## Written instruction
Provide an exact transcription of all the records.

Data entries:
————————

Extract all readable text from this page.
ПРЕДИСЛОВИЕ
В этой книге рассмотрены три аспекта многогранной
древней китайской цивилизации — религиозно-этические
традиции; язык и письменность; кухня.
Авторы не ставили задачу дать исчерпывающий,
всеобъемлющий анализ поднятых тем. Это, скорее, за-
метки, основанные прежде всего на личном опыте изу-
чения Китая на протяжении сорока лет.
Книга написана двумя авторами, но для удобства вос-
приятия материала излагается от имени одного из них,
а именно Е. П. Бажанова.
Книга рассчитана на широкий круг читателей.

————————

## Written response
Extract all readable text from this page.
ПРЕДИСЛОВИЕ
В этой книге рассмотрены три аспекта многогранной
древней китайской цивилизации — религиозно-этические
традиции; язык и письменность; кухня.
Авторы не ставили задачу дать исчерпывающий,
всеобъемлющий анализ поднятых тем. Это, скорее, за-
метки, основанные прежде всего на личном опыте изу-
чения Китая на протяжении сорока лет.
Книга написана двумя авторами, но для удобства вос-
приятия материала излагается от имени одного из них,
а именно Е. П. Бажанова.
Книга рассчитана на широкий круг читателей.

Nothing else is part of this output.